- **Given records**

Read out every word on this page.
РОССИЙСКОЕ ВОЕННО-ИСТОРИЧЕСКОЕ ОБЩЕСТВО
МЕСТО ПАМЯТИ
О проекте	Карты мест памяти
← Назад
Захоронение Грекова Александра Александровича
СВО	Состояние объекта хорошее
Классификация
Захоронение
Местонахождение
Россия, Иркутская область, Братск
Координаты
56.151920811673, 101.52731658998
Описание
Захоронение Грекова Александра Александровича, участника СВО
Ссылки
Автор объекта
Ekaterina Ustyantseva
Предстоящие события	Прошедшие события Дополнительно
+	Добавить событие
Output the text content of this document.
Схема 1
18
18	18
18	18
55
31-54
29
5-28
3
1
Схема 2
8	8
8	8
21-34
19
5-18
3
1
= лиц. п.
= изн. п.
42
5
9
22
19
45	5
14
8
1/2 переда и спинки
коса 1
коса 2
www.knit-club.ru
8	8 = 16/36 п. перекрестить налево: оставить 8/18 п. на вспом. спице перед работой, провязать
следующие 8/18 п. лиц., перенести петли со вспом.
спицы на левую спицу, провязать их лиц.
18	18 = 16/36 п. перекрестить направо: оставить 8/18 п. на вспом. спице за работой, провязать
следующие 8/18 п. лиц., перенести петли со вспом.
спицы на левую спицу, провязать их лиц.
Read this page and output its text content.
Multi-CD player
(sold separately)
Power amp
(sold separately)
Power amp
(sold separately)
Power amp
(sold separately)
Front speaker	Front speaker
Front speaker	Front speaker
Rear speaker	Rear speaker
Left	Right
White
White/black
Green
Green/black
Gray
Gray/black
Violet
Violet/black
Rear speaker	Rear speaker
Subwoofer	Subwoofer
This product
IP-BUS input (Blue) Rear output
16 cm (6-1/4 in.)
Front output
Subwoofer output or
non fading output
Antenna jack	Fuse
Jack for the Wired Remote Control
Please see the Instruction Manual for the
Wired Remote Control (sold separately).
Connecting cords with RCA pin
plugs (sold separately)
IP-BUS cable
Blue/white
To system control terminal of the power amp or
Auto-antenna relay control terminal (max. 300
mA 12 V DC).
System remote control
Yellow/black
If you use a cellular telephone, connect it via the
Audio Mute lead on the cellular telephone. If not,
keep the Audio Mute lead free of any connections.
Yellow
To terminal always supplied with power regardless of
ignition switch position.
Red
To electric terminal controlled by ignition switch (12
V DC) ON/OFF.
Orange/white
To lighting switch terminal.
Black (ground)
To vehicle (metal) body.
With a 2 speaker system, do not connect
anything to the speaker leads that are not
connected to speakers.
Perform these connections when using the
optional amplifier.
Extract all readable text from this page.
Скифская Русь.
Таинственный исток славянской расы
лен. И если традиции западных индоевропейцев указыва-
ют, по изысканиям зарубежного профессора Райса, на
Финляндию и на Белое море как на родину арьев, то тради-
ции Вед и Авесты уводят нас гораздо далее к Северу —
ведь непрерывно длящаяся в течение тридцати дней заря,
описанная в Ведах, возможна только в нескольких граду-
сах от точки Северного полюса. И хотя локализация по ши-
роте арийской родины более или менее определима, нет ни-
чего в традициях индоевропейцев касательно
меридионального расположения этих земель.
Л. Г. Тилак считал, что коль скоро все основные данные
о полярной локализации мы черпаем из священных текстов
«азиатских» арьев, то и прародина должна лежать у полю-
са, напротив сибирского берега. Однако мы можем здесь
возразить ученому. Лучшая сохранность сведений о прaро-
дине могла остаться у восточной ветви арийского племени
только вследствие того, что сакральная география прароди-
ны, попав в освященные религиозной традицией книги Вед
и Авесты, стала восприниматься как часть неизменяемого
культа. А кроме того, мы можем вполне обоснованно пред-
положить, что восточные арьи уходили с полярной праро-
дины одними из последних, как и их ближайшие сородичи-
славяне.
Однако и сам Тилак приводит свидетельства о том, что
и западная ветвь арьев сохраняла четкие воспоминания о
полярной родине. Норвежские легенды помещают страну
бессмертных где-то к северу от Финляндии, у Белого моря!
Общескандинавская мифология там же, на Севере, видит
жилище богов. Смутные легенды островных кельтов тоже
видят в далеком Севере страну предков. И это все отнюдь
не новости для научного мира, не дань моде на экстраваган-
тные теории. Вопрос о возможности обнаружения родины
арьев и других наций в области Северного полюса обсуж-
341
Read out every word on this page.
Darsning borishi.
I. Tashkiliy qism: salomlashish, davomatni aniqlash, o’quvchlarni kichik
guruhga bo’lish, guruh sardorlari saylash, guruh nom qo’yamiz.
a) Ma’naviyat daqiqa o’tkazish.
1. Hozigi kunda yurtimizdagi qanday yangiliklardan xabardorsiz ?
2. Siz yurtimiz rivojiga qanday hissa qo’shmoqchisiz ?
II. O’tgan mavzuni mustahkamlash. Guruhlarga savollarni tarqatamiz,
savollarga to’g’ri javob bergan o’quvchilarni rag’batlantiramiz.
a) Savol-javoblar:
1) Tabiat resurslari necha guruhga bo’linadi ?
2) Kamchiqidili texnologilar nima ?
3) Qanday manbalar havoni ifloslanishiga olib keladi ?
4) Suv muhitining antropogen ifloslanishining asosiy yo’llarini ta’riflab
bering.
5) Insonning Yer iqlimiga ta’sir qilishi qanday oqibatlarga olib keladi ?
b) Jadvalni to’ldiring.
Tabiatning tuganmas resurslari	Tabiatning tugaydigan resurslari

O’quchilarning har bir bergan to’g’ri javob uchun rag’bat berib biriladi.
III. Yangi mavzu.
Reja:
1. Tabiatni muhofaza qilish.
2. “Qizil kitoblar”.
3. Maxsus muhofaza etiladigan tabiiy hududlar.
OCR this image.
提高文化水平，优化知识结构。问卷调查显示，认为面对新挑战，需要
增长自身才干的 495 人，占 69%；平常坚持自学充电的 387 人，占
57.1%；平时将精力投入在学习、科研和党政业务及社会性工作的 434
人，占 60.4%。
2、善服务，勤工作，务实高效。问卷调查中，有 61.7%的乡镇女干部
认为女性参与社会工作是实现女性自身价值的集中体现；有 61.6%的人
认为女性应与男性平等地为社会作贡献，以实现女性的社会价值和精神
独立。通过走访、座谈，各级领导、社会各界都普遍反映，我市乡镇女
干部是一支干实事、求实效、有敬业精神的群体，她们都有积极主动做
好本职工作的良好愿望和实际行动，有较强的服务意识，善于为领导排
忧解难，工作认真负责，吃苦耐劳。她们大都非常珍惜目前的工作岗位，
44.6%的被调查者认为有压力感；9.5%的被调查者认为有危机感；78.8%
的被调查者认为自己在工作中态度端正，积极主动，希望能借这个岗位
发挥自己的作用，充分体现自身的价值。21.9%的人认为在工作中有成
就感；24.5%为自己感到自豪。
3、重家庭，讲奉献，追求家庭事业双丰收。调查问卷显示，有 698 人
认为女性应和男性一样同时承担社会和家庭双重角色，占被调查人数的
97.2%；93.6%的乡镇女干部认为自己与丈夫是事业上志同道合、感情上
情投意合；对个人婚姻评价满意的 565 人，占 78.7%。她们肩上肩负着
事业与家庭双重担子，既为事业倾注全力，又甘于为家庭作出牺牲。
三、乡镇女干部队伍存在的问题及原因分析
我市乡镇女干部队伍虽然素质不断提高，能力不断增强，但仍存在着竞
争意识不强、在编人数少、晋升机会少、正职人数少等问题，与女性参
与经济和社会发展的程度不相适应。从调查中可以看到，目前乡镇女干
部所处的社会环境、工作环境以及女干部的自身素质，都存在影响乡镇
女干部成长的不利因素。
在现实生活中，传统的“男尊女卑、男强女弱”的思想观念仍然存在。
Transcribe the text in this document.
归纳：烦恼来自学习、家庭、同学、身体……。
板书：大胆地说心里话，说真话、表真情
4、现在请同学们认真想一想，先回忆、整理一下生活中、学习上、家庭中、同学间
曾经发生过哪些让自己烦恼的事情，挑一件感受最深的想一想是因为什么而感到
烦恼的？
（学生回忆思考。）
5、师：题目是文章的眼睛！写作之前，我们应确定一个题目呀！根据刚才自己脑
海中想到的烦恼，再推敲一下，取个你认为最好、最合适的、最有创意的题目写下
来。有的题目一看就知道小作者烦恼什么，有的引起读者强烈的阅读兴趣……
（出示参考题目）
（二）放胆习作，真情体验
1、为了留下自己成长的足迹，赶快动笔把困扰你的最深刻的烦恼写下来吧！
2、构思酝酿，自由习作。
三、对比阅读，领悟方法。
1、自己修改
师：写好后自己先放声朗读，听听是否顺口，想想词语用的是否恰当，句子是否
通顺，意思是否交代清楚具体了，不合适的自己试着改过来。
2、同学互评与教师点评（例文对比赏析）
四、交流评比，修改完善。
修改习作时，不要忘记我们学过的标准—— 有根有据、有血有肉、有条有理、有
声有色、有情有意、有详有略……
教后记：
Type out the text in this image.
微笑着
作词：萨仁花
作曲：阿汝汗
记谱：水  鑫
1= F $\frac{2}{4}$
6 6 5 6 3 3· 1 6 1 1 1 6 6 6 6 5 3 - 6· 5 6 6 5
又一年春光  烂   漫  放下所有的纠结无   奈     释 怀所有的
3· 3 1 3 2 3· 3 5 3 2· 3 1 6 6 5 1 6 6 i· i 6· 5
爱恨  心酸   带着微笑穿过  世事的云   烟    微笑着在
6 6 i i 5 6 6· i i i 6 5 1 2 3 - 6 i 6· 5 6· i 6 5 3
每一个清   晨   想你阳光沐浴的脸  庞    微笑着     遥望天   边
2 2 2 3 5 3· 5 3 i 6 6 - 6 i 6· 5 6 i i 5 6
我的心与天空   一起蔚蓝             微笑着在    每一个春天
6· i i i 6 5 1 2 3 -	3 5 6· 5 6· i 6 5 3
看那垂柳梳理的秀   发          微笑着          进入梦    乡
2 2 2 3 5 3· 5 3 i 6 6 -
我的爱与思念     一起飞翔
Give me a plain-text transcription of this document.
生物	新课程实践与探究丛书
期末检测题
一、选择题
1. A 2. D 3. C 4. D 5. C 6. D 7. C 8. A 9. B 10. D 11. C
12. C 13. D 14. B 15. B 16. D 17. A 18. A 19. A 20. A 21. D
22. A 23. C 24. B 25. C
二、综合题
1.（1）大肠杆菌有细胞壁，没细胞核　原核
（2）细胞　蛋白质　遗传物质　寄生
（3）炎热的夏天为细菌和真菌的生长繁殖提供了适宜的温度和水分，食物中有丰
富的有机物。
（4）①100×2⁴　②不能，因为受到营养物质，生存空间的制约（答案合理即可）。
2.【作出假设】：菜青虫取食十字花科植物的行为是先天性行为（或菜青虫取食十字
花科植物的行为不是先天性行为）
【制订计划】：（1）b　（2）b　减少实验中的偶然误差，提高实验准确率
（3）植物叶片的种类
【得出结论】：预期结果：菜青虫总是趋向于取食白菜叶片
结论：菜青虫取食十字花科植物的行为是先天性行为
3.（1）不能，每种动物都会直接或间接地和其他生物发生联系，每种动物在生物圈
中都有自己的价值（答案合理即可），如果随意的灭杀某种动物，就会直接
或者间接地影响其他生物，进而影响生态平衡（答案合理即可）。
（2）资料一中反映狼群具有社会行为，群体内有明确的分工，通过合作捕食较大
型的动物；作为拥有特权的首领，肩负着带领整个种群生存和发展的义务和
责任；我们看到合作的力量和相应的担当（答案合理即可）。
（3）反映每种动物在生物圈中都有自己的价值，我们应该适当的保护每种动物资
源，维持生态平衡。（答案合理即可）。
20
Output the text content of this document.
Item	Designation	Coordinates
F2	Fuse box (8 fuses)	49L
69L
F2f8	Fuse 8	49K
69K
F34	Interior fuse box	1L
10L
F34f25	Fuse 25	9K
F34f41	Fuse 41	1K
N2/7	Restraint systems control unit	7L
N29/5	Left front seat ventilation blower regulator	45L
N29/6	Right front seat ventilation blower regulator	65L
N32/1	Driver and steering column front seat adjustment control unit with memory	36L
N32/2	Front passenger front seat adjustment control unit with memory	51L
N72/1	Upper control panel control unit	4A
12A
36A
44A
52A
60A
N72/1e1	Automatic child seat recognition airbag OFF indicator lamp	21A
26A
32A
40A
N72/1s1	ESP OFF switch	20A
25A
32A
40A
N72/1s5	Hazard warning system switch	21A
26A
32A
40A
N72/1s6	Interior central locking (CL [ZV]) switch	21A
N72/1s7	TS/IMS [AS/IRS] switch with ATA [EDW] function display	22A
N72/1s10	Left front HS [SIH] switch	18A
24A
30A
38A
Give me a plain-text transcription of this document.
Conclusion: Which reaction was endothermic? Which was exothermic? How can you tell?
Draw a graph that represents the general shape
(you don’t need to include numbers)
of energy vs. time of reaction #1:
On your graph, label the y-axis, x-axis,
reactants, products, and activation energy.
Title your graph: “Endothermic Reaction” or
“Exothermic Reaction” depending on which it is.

- **Problem statement**
Search the preceding listing for the word "Захоронение" and pull out every line that holds it.

- **Written response**
Захоронение Грекова Александра Александровича
Захоронение
Захоронение Грекова Александра Александровича, участника СВО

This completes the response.